| What to work on |
Copy every entry exactly as given, minus the images.

| Records excerpted from a collection |
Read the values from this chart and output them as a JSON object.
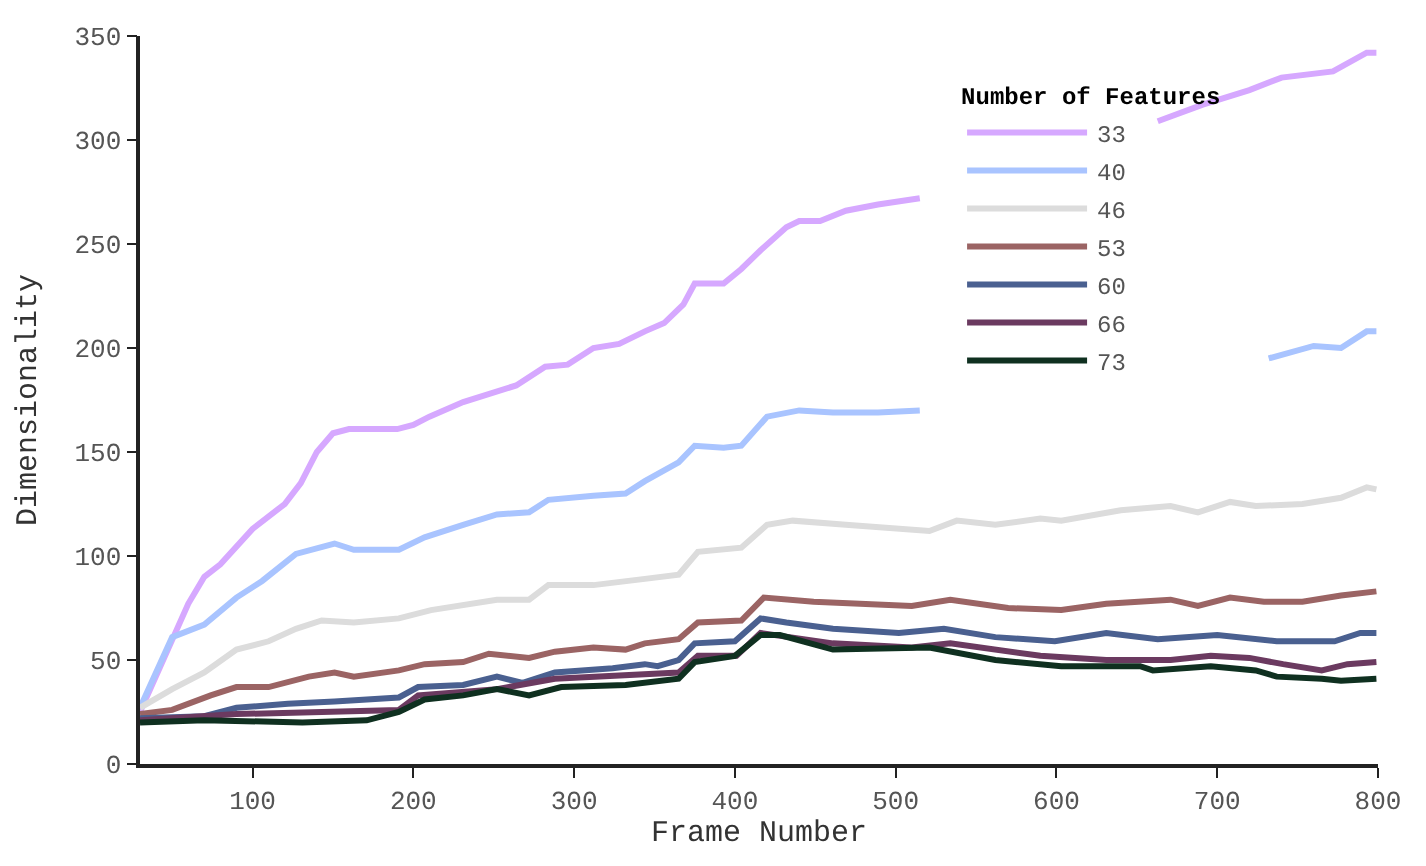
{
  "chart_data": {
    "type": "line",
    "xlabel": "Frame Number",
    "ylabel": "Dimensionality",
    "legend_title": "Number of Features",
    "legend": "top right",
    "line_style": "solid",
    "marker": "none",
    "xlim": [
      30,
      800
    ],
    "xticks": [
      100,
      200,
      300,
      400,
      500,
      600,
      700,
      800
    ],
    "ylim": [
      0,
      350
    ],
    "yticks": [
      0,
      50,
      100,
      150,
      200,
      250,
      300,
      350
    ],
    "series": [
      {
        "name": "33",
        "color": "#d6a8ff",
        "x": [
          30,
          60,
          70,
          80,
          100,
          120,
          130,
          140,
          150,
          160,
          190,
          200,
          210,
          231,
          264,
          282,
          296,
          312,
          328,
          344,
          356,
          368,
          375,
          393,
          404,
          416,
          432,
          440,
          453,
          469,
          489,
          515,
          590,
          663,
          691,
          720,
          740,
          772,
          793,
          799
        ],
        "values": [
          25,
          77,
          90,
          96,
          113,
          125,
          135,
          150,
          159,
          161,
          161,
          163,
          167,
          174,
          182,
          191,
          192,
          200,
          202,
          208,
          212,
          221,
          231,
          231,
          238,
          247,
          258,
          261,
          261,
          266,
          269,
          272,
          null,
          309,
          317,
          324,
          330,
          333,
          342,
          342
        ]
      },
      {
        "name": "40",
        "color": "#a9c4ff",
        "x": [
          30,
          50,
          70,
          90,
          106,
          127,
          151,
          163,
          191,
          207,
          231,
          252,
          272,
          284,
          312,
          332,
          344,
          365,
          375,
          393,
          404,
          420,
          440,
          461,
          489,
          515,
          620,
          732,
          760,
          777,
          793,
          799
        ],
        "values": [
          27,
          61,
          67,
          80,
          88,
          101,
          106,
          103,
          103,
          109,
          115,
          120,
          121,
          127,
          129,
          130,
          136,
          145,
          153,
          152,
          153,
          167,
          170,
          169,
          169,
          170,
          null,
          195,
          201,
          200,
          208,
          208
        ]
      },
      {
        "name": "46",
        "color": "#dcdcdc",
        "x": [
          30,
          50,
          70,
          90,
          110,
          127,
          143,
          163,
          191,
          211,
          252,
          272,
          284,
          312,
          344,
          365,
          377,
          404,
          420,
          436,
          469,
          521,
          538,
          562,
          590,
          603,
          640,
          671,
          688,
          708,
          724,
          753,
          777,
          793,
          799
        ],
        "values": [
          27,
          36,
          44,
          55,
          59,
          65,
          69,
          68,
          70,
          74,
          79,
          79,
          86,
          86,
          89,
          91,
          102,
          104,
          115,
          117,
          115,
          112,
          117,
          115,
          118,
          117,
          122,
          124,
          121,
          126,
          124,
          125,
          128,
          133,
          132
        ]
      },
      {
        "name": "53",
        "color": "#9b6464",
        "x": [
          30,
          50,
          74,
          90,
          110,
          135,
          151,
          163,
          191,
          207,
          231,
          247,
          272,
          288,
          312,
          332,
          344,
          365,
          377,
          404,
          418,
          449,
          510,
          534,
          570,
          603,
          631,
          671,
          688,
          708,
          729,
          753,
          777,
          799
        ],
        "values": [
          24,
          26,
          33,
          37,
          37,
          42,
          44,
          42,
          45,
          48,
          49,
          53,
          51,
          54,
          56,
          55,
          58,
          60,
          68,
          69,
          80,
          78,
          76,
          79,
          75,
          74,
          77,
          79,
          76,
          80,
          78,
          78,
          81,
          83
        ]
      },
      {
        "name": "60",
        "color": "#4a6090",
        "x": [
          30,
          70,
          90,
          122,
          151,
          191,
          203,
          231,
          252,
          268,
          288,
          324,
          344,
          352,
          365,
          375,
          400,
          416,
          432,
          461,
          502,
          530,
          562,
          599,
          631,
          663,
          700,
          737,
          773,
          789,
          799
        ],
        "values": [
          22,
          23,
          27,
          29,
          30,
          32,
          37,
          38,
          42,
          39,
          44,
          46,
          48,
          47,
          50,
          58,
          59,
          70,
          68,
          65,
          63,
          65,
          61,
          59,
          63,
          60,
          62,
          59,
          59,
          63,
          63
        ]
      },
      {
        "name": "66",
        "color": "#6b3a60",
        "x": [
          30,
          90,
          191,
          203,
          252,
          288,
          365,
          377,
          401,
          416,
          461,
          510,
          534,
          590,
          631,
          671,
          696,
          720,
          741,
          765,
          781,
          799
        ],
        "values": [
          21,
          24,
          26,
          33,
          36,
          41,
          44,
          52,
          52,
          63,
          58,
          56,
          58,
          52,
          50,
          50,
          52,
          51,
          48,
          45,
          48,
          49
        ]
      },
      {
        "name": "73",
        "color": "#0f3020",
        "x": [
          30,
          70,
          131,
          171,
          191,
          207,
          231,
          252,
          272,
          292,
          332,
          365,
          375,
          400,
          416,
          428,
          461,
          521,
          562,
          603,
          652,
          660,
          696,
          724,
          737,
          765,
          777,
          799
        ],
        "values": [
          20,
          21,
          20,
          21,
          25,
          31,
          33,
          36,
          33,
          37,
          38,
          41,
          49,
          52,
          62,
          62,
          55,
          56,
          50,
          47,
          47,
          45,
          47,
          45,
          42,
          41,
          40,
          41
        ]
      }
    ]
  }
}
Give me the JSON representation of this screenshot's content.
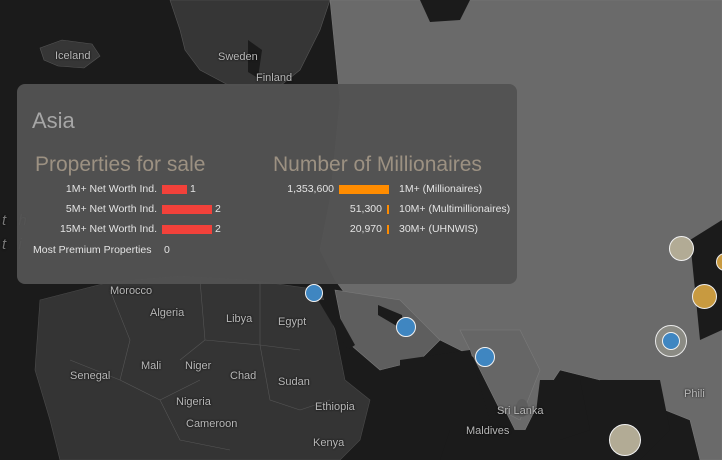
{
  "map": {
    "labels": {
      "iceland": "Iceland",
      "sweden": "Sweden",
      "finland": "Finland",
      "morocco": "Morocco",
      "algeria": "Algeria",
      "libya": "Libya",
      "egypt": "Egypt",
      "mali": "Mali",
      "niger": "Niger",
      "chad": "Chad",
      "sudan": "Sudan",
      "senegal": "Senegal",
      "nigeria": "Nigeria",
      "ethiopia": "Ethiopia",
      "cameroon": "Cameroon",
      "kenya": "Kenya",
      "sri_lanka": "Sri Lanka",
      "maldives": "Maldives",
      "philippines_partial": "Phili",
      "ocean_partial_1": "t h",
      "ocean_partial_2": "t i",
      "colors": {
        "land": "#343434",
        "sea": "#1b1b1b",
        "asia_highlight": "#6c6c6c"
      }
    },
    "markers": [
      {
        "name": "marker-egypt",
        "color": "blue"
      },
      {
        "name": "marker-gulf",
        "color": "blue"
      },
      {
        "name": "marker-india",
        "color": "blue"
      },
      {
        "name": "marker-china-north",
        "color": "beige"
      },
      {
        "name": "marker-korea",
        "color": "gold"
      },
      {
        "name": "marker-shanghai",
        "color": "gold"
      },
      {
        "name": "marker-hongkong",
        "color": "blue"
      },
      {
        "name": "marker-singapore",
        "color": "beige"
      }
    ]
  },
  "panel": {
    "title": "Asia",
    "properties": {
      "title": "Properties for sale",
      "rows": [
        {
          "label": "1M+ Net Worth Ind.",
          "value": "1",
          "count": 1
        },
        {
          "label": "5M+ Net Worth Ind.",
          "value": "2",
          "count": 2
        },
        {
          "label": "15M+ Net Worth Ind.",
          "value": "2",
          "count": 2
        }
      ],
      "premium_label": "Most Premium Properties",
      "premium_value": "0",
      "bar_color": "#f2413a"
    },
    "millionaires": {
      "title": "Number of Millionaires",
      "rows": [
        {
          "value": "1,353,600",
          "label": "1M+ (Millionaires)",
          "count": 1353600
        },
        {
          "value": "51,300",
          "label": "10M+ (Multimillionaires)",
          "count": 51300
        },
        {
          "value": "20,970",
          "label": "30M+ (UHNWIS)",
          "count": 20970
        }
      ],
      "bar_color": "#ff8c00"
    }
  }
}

| Worked answer |
Read the values from this chart and output them as a JSON object.
{
  "chart_data": {
    "type": "line",
    "xlabel": "Frame Number",
    "ylabel": "Dimensionality",
    "legend_title": "Number of Features",
    "legend": "top right",
    "line_style": "solid",
    "marker": "none",
    "xlim": [
      30,
      800
    ],
    "xticks": [
      100,
      200,
      300,
      400,
      500,
      600,
      700,
      800
    ],
    "ylim": [
      0,
      350
    ],
    "yticks": [
      0,
      50,
      100,
      150,
      200,
      250,
      300,
      350
    ],
    "series": [
      {
        "name": "33",
        "color": "#d6a8ff",
        "x": [
          30,
          60,
          70,
          80,
          100,
          120,
          130,
          140,
          150,
          160,
          190,
          200,
          210,
          231,
          264,
          282,
          296,
          312,
          328,
          344,
          356,
          368,
          375,
          393,
          404,
          416,
          432,
          440,
          453,
          469,
          489,
          515,
          590,
          663,
          691,
          720,
          740,
          772,
          793,
          799
        ],
        "values": [
          25,
          77,
          90,
          96,
          113,
          125,
          135,
          150,
          159,
          161,
          161,
          163,
          167,
          174,
          182,
          191,
          192,
          200,
          202,
          208,
          212,
          221,
          231,
          231,
          238,
          247,
          258,
          261,
          261,
          266,
          269,
          272,
          null,
          309,
          317,
          324,
          330,
          333,
          342,
          342
        ]
      },
      {
        "name": "40",
        "color": "#a9c4ff",
        "x": [
          30,
          50,
          70,
          90,
          106,
          127,
          151,
          163,
          191,
          207,
          231,
          252,
          272,
          284,
          312,
          332,
          344,
          365,
          375,
          393,
          404,
          420,
          440,
          461,
          489,
          515,
          620,
          732,
          760,
          777,
          793,
          799
        ],
        "values": [
          27,
          61,
          67,
          80,
          88,
          101,
          106,
          103,
          103,
          109,
          115,
          120,
          121,
          127,
          129,
          130,
          136,
          145,
          153,
          152,
          153,
          167,
          170,
          169,
          169,
          170,
          null,
          195,
          201,
          200,
          208,
          208
        ]
      },
      {
        "name": "46",
        "color": "#dcdcdc",
        "x": [
          30,
          50,
          70,
          90,
          110,
          127,
          143,
          163,
          191,
          211,
          252,
          272,
          284,
          312,
          344,
          365,
          377,
          404,
          420,
          436,
          469,
          521,
          538,
          562,
          590,
          603,
          640,
          671,
          688,
          708,
          724,
          753,
          777,
          793,
          799
        ],
        "values": [
          27,
          36,
          44,
          55,
          59,
          65,
          69,
          68,
          70,
          74,
          79,
          79,
          86,
          86,
          89,
          91,
          102,
          104,
          115,
          117,
          115,
          112,
          117,
          115,
          118,
          117,
          122,
          124,
          121,
          126,
          124,
          125,
          128,
          133,
          132
        ]
      },
      {
        "name": "53",
        "color": "#9b6464",
        "x": [
          30,
          50,
          74,
          90,
          110,
          135,
          151,
          163,
          191,
          207,
          231,
          247,
          272,
          288,
          312,
          332,
          344,
          365,
          377,
          404,
          418,
          449,
          510,
          534,
          570,
          603,
          631,
          671,
          688,
          708,
          729,
          753,
          777,
          799
        ],
        "values": [
          24,
          26,
          33,
          37,
          37,
          42,
          44,
          42,
          45,
          48,
          49,
          53,
          51,
          54,
          56,
          55,
          58,
          60,
          68,
          69,
          80,
          78,
          76,
          79,
          75,
          74,
          77,
          79,
          76,
          80,
          78,
          78,
          81,
          83
        ]
      },
      {
        "name": "60",
        "color": "#4a6090",
        "x": [
          30,
          70,
          90,
          122,
          151,
          191,
          203,
          231,
          252,
          268,
          288,
          324,
          344,
          352,
          365,
          375,
          400,
          416,
          432,
          461,
          502,
          530,
          562,
          599,
          631,
          663,
          700,
          737,
          773,
          789,
          799
        ],
        "values": [
          22,
          23,
          27,
          29,
          30,
          32,
          37,
          38,
          42,
          39,
          44,
          46,
          48,
          47,
          50,
          58,
          59,
          70,
          68,
          65,
          63,
          65,
          61,
          59,
          63,
          60,
          62,
          59,
          59,
          63,
          63
        ]
      },
      {
        "name": "66",
        "color": "#6b3a60",
        "x": [
          30,
          90,
          191,
          203,
          252,
          288,
          365,
          377,
          401,
          416,
          461,
          510,
          534,
          590,
          631,
          671,
          696,
          720,
          741,
          765,
          781,
          799
        ],
        "values": [
          21,
          24,
          26,
          33,
          36,
          41,
          44,
          52,
          52,
          63,
          58,
          56,
          58,
          52,
          50,
          50,
          52,
          51,
          48,
          45,
          48,
          49
        ]
      },
      {
        "name": "73",
        "color": "#0f3020",
        "x": [
          30,
          70,
          131,
          171,
          191,
          207,
          231,
          252,
          272,
          292,
          332,
          365,
          375,
          400,
          416,
          428,
          461,
          521,
          562,
          603,
          652,
          660,
          696,
          724,
          737,
          765,
          777,
          799
        ],
        "values": [
          20,
          21,
          20,
          21,
          25,
          31,
          33,
          36,
          33,
          37,
          38,
          41,
          49,
          52,
          62,
          62,
          55,
          56,
          50,
          47,
          47,
          45,
          47,
          45,
          42,
          41,
          40,
          41
        ]
      }
    ]
  }
}
Give me the JSON representation of this screenshot's content.
{
  "map": {
    "labels": {
      "iceland": "Iceland",
      "sweden": "Sweden",
      "finland": "Finland",
      "morocco": "Morocco",
      "algeria": "Algeria",
      "libya": "Libya",
      "egypt": "Egypt",
      "mali": "Mali",
      "niger": "Niger",
      "chad": "Chad",
      "sudan": "Sudan",
      "senegal": "Senegal",
      "nigeria": "Nigeria",
      "ethiopia": "Ethiopia",
      "cameroon": "Cameroon",
      "kenya": "Kenya",
      "sri_lanka": "Sri Lanka",
      "maldives": "Maldives",
      "philippines_partial": "Phili",
      "ocean_partial_1": "t h",
      "ocean_partial_2": "t i",
      "colors": {
        "land": "#343434",
        "sea": "#1b1b1b",
        "asia_highlight": "#6c6c6c"
      }
    },
    "markers": [
      {
        "name": "marker-egypt",
        "color": "blue"
      },
      {
        "name": "marker-gulf",
        "color": "blue"
      },
      {
        "name": "marker-india",
        "color": "blue"
      },
      {
        "name": "marker-china-north",
        "color": "beige"
      },
      {
        "name": "marker-korea",
        "color": "gold"
      },
      {
        "name": "marker-shanghai",
        "color": "gold"
      },
      {
        "name": "marker-hongkong",
        "color": "blue"
      },
      {
        "name": "marker-singapore",
        "color": "beige"
      }
    ]
  },
  "panel": {
    "title": "Asia",
    "properties": {
      "title": "Properties for sale",
      "rows": [
        {
          "label": "1M+ Net Worth Ind.",
          "value": "1",
          "count": 1
        },
        {
          "label": "5M+ Net Worth Ind.",
          "value": "2",
          "count": 2
        },
        {
          "label": "15M+ Net Worth Ind.",
          "value": "2",
          "count": 2
        }
      ],
      "premium_label": "Most Premium Properties",
      "premium_value": "0",
      "bar_color": "#f2413a"
    },
    "millionaires": {
      "title": "Number of Millionaires",
      "rows": [
        {
          "value": "1,353,600",
          "label": "1M+ (Millionaires)",
          "count": 1353600
        },
        {
          "value": "51,300",
          "label": "10M+ (Multimillionaires)",
          "count": 51300
        },
        {
          "value": "20,970",
          "label": "30M+ (UHNWIS)",
          "count": 20970
        }
      ],
      "bar_color": "#ff8c00"
    }
  }
}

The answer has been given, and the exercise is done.